━━━ Material provided
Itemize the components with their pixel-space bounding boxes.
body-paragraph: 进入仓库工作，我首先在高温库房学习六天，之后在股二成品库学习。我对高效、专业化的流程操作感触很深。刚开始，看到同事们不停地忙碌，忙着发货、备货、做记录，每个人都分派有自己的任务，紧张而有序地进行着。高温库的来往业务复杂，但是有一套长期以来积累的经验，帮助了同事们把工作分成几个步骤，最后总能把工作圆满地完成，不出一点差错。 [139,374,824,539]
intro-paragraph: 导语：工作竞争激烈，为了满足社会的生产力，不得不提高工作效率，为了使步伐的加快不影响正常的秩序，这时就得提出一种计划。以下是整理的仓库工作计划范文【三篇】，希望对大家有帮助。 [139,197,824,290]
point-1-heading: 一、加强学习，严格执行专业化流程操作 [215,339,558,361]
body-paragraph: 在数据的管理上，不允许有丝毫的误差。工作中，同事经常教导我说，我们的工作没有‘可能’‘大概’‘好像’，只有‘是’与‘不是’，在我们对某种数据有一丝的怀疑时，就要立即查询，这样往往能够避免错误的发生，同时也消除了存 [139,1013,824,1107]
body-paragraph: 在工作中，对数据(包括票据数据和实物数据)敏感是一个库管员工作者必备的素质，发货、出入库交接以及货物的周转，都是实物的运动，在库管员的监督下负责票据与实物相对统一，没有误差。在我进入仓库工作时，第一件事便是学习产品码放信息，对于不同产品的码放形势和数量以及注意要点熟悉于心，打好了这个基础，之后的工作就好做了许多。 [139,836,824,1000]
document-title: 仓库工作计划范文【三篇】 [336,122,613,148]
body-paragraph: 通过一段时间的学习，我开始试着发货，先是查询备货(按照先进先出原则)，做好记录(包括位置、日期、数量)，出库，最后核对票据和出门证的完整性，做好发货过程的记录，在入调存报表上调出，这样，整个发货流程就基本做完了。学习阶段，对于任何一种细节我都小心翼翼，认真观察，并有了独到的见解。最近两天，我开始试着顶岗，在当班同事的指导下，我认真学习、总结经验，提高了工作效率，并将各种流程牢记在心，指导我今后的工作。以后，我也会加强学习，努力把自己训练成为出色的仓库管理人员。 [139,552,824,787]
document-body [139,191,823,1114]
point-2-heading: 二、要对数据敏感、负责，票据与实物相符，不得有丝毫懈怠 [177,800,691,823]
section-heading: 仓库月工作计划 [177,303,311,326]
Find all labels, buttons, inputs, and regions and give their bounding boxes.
━━━━━━
━━━ Material provided
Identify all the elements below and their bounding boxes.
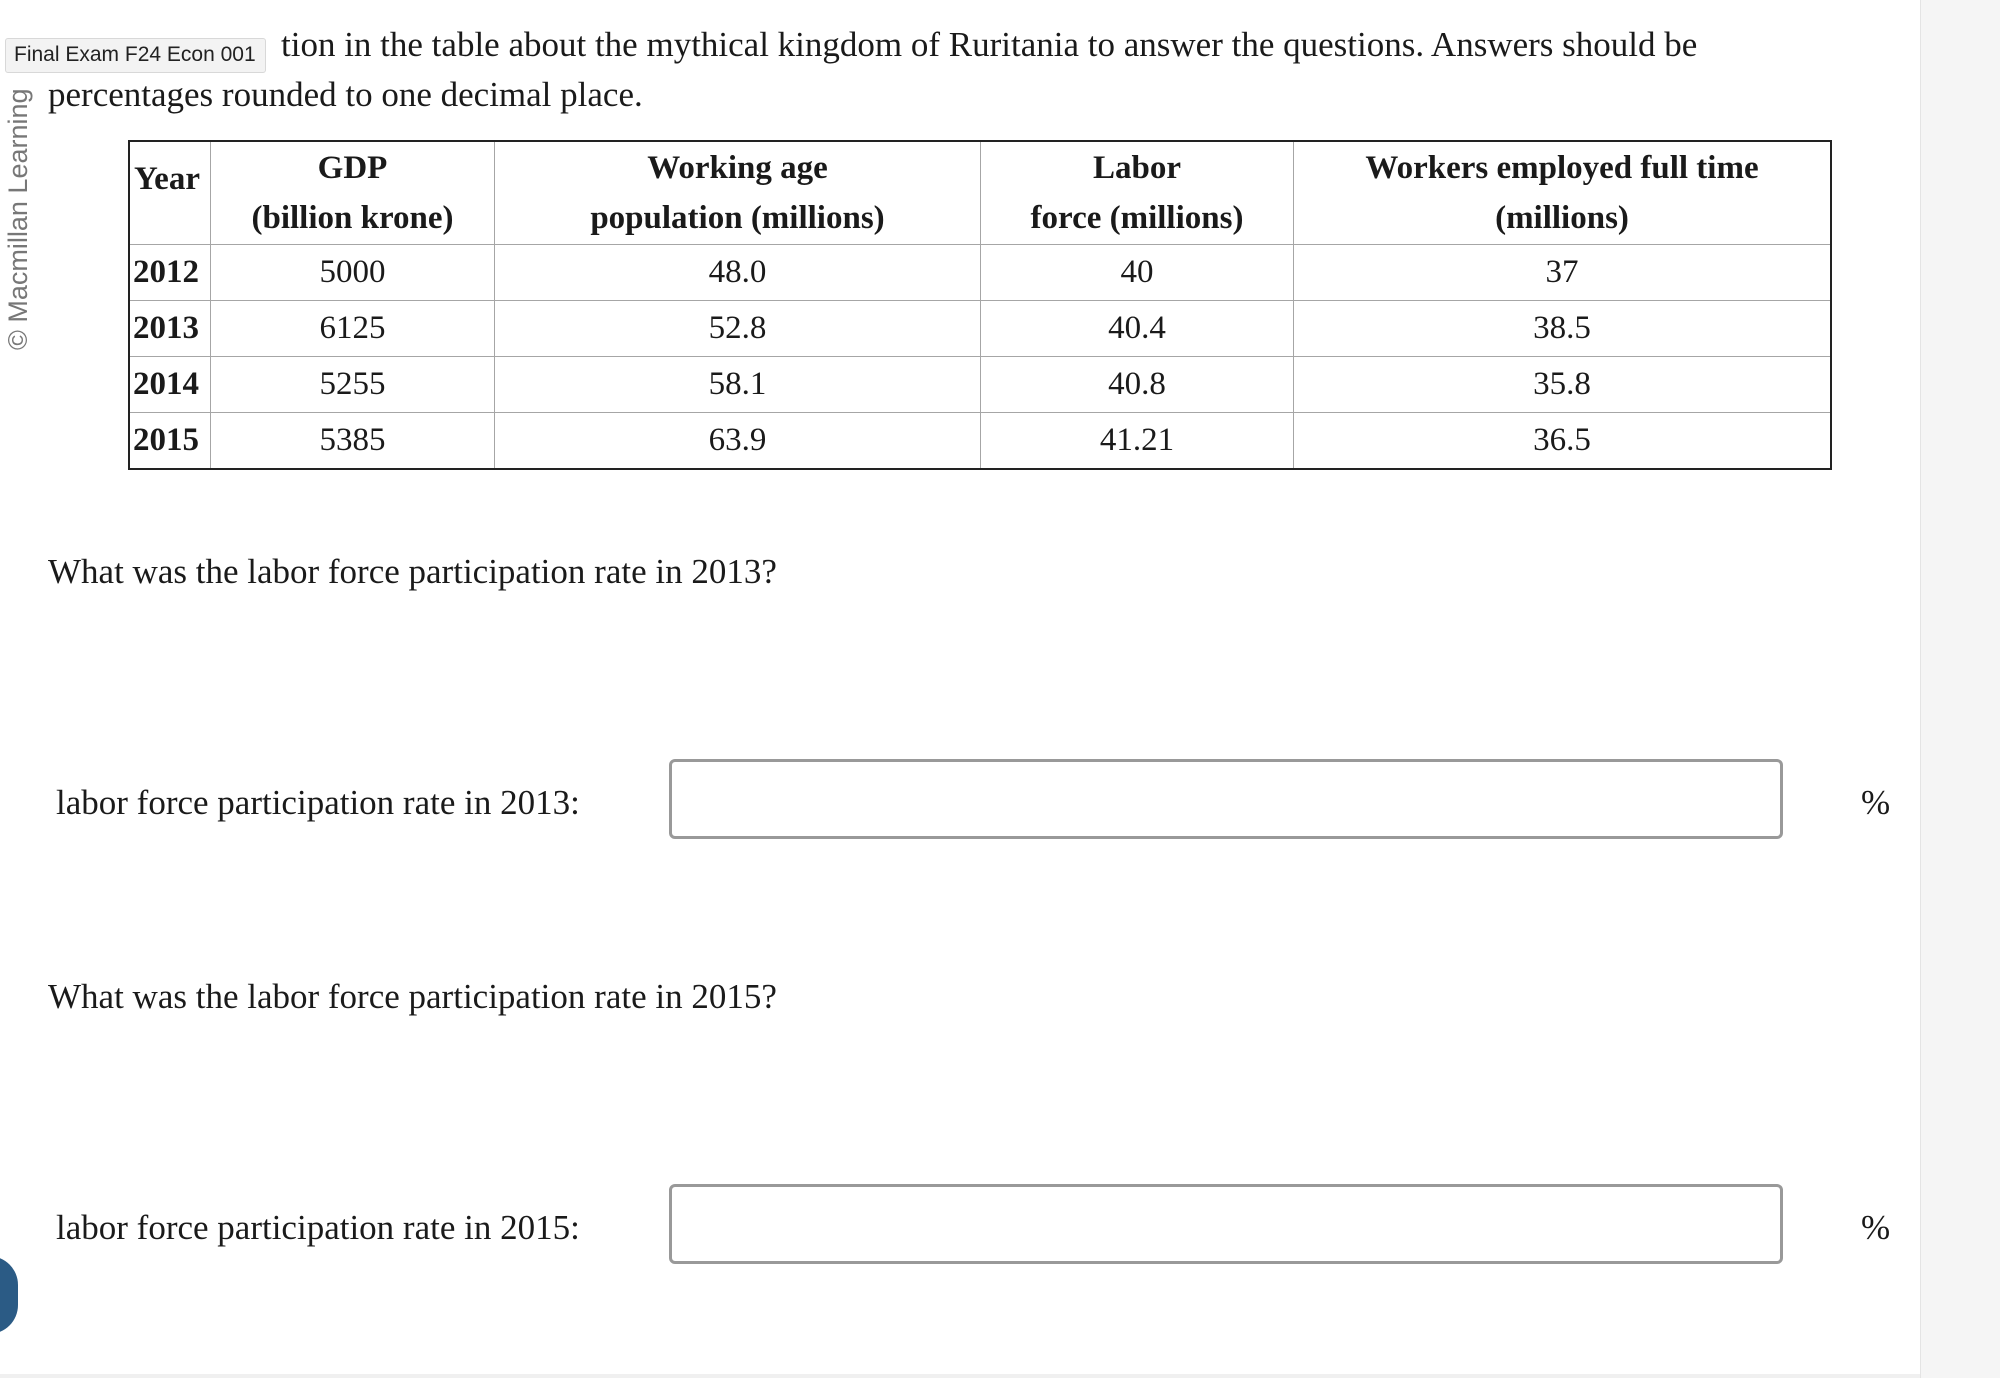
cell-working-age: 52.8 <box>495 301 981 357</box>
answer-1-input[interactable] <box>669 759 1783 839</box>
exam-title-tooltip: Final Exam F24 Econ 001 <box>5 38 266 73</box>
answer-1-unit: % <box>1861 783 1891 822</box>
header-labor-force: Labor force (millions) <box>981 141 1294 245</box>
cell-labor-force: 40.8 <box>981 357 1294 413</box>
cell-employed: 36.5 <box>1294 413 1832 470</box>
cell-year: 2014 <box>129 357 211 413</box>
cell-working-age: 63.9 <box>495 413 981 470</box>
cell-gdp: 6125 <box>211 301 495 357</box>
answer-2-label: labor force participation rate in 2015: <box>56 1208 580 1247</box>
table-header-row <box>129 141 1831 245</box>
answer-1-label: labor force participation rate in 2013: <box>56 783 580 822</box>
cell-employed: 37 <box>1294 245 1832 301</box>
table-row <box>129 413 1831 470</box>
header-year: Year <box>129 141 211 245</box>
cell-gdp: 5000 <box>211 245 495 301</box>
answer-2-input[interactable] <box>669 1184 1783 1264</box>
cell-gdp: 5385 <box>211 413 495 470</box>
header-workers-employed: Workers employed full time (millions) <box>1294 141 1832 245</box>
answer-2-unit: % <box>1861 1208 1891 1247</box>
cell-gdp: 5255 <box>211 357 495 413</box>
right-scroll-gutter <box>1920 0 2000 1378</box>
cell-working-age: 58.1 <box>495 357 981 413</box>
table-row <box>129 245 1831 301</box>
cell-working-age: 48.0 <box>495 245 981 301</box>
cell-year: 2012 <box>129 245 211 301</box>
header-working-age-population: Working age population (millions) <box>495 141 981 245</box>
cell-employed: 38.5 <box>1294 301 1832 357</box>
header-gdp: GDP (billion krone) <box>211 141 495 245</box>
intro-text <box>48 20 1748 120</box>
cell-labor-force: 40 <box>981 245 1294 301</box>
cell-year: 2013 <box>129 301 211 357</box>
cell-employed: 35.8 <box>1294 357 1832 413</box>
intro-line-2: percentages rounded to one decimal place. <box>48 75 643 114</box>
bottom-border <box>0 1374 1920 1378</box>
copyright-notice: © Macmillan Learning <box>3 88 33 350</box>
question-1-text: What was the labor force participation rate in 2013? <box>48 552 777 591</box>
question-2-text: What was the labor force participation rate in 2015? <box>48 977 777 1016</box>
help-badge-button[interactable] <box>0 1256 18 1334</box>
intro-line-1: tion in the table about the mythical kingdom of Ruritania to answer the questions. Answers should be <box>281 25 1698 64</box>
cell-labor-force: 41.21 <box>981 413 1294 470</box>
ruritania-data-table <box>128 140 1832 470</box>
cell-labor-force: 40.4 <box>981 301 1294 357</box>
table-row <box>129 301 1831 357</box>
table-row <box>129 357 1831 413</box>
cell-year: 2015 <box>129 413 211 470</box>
━━━━━━
━━━ Material provided
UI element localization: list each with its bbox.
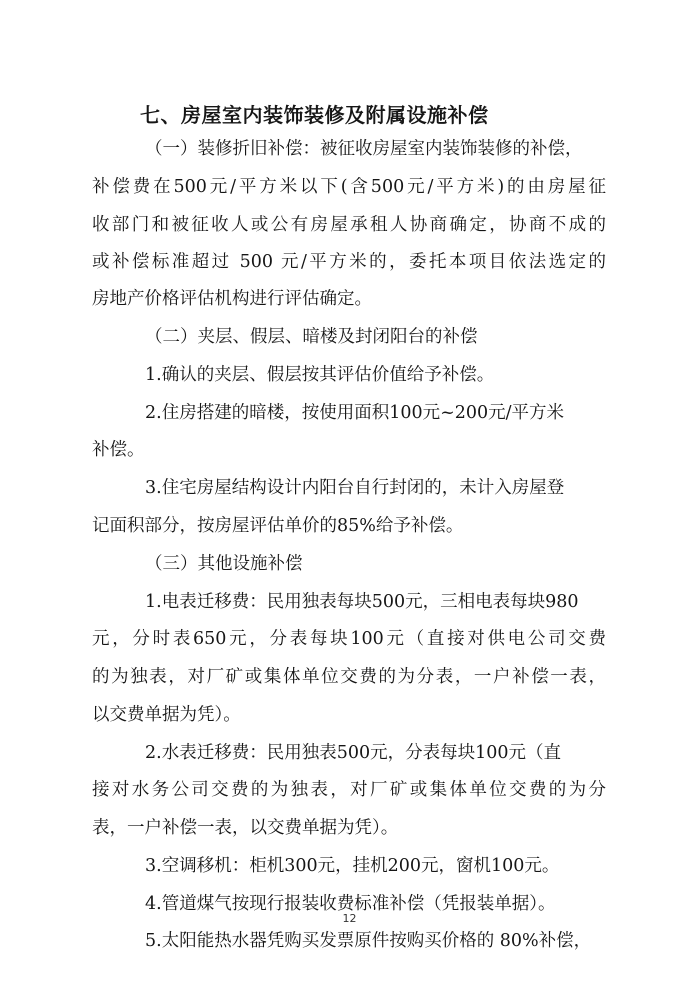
━━━━━━
- **Exercise task**
Write out everything from the line with "Identify all the" down to the line with "answer-2-label: labor force" again, swapping "cell-working-age" for "cell-working-age-pop" and leaving everything else as it is. Skip the picture.

- **Full output**
Identify all the elements below and their bounding boxes.
cell-working-age-pop: 52.8 <box>495 301 981 357</box>
answer-1-input[interactable] <box>669 759 1783 839</box>
exam-title-tooltip: Final Exam F24 Econ 001 <box>5 38 266 73</box>
answer-1-unit: % <box>1861 783 1891 822</box>
header-labor-force: Labor force (millions) <box>981 141 1294 245</box>
cell-labor-force: 40.8 <box>981 357 1294 413</box>
cell-employed: 36.5 <box>1294 413 1832 470</box>
cell-year: 2014 <box>129 357 211 413</box>
cell-working-age-pop: 63.9 <box>495 413 981 470</box>
cell-gdp: 6125 <box>211 301 495 357</box>
answer-2-label: labor force participation rate in 2015: <box>56 1208 580 1247</box>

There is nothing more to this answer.